— Begin —

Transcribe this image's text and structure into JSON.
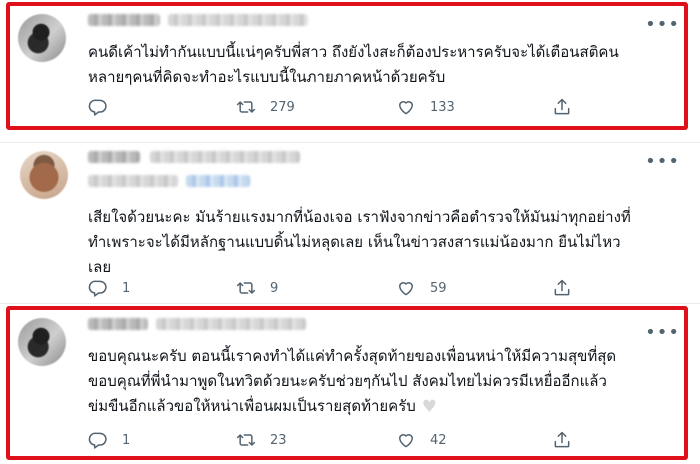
{
  "tweets": [
    {
      "text": "คนดีเค้าไม่ทำกันแบบนี้แน่ๆครับพี่สาว ถึงยังไงสะก็ต้องประหารครับจะได้เตือนสติคน\nหลายๆคนที่คิดจะทำอะไรแบบนี้ในภายภาคหน้าด้วยครับ",
      "replies": "",
      "retweets": "279",
      "likes": "133"
    },
    {
      "text": "เสียใจด้วยนะคะ มันร้ายแรงมากที่น้องเจอ เราฟังจากข่าวคือตำรวจให้มันม่าทุกอย่างที่\nทำเพราะจะได้มีหลักฐานแบบดิ้นไม่หลุดเลย เห็นในข่าวสงสารแม่น้องมาก ยืนไม่ไหว\nเลย",
      "replies": "1",
      "retweets": "9",
      "likes": "59"
    },
    {
      "text": "ขอบคุณนะครับ ตอนนี้เราคงทำได้แค่ทำครั้งสุดท้ายของเพื่อนหน่าให้มีความสุขที่สุด\nขอบคุณที่พี่นำมาพูดในทวิตด้วยนะครับช่วยๆกันไป สังคมไทยไม่ควรมีเหยื่ออีกแล้ว\nข่มขืนอีกแล้วขอให้หน่าเพื่อนผมเป็นรายสุดท้ายครับ",
      "trailing_emoji": "♥",
      "replies": "1",
      "retweets": "23",
      "likes": "42"
    }
  ],
  "more_glyph": "•••",
  "colors": {
    "highlight": "#e0101a",
    "muted": "#536471",
    "divider": "#e6ecf0"
  }
}
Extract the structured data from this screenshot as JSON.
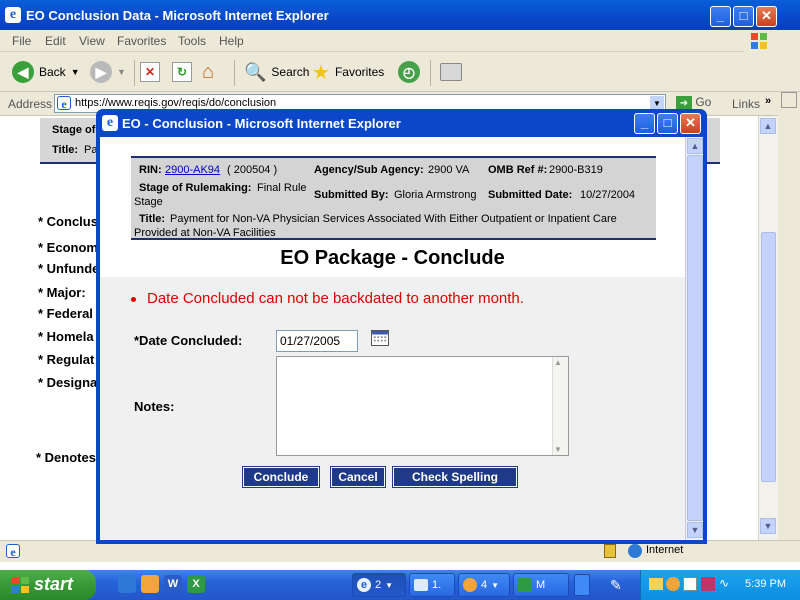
{
  "outer_window": {
    "title": "EO Conclusion Data - Microsoft Internet Explorer",
    "buttons": {
      "minimize": "_",
      "maximize": "□",
      "close": "✕"
    }
  },
  "menu": [
    "File",
    "Edit",
    "View",
    "Favorites",
    "Tools",
    "Help"
  ],
  "toolbar": {
    "back": "Back",
    "search": "Search",
    "favorites": "Favorites"
  },
  "address": {
    "label": "Address",
    "url": "https://www.reqis.gov/reqis/do/conclusion",
    "go": "Go",
    "links": "Links"
  },
  "background_page": {
    "stage_label": "Stage of",
    "title_label": "Title:",
    "title_frag": "Pa",
    "fields": [
      "* Conclus",
      "* Econom",
      "* Unfunde",
      "* Major:",
      "* Federal",
      "* Homela",
      "* Regulat",
      "* Designa"
    ],
    "denotes": "* Denotes"
  },
  "statusbar": {
    "zone": "Internet"
  },
  "dialog": {
    "title": "EO - Conclusion - Microsoft Internet Explorer",
    "info": {
      "rin_label": "RIN:",
      "rin_value": "2900-AK94",
      "rin_code": "(  200504  )",
      "agency_label": "Agency/Sub Agency:",
      "agency_value": "2900 VA",
      "omb_label": "OMB Ref #:",
      "omb_value": "2900-B319",
      "stage_label": "Stage of Rulemaking:",
      "stage_value_1": "Final Rule",
      "stage_value_2": "Stage",
      "submitted_by_label": "Submitted By:",
      "submitted_by_value": "Gloria Armstrong",
      "submitted_date_label": "Submitted Date:",
      "submitted_date_value": "10/27/2004",
      "title_label": "Title:",
      "title_value_1": "Payment for Non-VA Physician Services Associated With Either Outpatient or Inpatient Care",
      "title_value_2": "Provided at Non-VA Facilities"
    },
    "heading": "EO Package - Conclude",
    "error": "Date Concluded can not be backdated to another month.",
    "date_label": "*Date Concluded:",
    "date_value": "01/27/2005",
    "notes_label": "Notes:",
    "buttons": {
      "conclude": "Conclude",
      "cancel": "Cancel",
      "check_spelling": "Check Spelling"
    }
  },
  "taskbar": {
    "start": "start",
    "tasks": [
      {
        "count": "2",
        "label": ""
      },
      {
        "count": "",
        "label": "1."
      },
      {
        "count": "4",
        "label": ""
      },
      {
        "count": "",
        "label": "M"
      }
    ],
    "clock": "5:39 PM"
  },
  "colors": {
    "title_blue": "#0a47c9",
    "error_red": "#e00000",
    "button_navy": "#1f3a86",
    "start_green": "#379936"
  }
}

— End —

Go back to the records above and write them out exactly, without the pictures.

* The answer *
Transcribe this image's text and structure into JSON.
{
  "tweets": [
    {
      "text": "คนดีเค้าไม่ทำกันแบบนี้แน่ๆครับพี่สาว ถึงยังไงสะก็ต้องประหารครับจะได้เตือนสติคน\nหลายๆคนที่คิดจะทำอะไรแบบนี้ในภายภาคหน้าด้วยครับ",
      "replies": "",
      "retweets": "279",
      "likes": "133"
    },
    {
      "text": "เสียใจด้วยนะคะ มันร้ายแรงมากที่น้องเจอ เราฟังจากข่าวคือตำรวจให้มันม่าทุกอย่างที่\nทำเพราะจะได้มีหลักฐานแบบดิ้นไม่หลุดเลย เห็นในข่าวสงสารแม่น้องมาก ยืนไม่ไหว\nเลย",
      "replies": "1",
      "retweets": "9",
      "likes": "59"
    },
    {
      "text": "ขอบคุณนะครับ ตอนนี้เราคงทำได้แค่ทำครั้งสุดท้ายของเพื่อนหน่าให้มีความสุขที่สุด\nขอบคุณที่พี่นำมาพูดในทวิตด้วยนะครับช่วยๆกันไป สังคมไทยไม่ควรมีเหยื่ออีกแล้ว\nข่มขืนอีกแล้วขอให้หน่าเพื่อนผมเป็นรายสุดท้ายครับ",
      "trailing_emoji": "♥",
      "replies": "1",
      "retweets": "23",
      "likes": "42"
    }
  ],
  "more_glyph": "•••",
  "colors": {
    "highlight": "#e0101a",
    "muted": "#536471",
    "divider": "#e6ecf0"
  }
}
Extract the structured data from this screenshot as JSON.
{
  "outer_window": {
    "title": "EO Conclusion Data - Microsoft Internet Explorer",
    "buttons": {
      "minimize": "_",
      "maximize": "□",
      "close": "✕"
    }
  },
  "menu": [
    "File",
    "Edit",
    "View",
    "Favorites",
    "Tools",
    "Help"
  ],
  "toolbar": {
    "back": "Back",
    "search": "Search",
    "favorites": "Favorites"
  },
  "address": {
    "label": "Address",
    "url": "https://www.reqis.gov/reqis/do/conclusion",
    "go": "Go",
    "links": "Links"
  },
  "background_page": {
    "stage_label": "Stage of",
    "title_label": "Title:",
    "title_frag": "Pa",
    "fields": [
      "* Conclus",
      "* Econom",
      "* Unfunde",
      "* Major:",
      "* Federal",
      "* Homela",
      "* Regulat",
      "* Designa"
    ],
    "denotes": "* Denotes"
  },
  "statusbar": {
    "zone": "Internet"
  },
  "dialog": {
    "title": "EO - Conclusion - Microsoft Internet Explorer",
    "info": {
      "rin_label": "RIN:",
      "rin_value": "2900-AK94",
      "rin_code": "(  200504  )",
      "agency_label": "Agency/Sub Agency:",
      "agency_value": "2900 VA",
      "omb_label": "OMB Ref #:",
      "omb_value": "2900-B319",
      "stage_label": "Stage of Rulemaking:",
      "stage_value_1": "Final Rule",
      "stage_value_2": "Stage",
      "submitted_by_label": "Submitted By:",
      "submitted_by_value": "Gloria Armstrong",
      "submitted_date_label": "Submitted Date:",
      "submitted_date_value": "10/27/2004",
      "title_label": "Title:",
      "title_value_1": "Payment for Non-VA Physician Services Associated With Either Outpatient or Inpatient Care",
      "title_value_2": "Provided at Non-VA Facilities"
    },
    "heading": "EO Package - Conclude",
    "error": "Date Concluded can not be backdated to another month.",
    "date_label": "*Date Concluded:",
    "date_value": "01/27/2005",
    "notes_label": "Notes:",
    "buttons": {
      "conclude": "Conclude",
      "cancel": "Cancel",
      "check_spelling": "Check Spelling"
    }
  },
  "taskbar": {
    "start": "start",
    "tasks": [
      {
        "count": "2",
        "label": ""
      },
      {
        "count": "",
        "label": "1."
      },
      {
        "count": "4",
        "label": ""
      },
      {
        "count": "",
        "label": "M"
      }
    ],
    "clock": "5:39 PM"
  },
  "colors": {
    "title_blue": "#0a47c9",
    "error_red": "#e00000",
    "button_navy": "#1f3a86",
    "start_green": "#379936"
  }
}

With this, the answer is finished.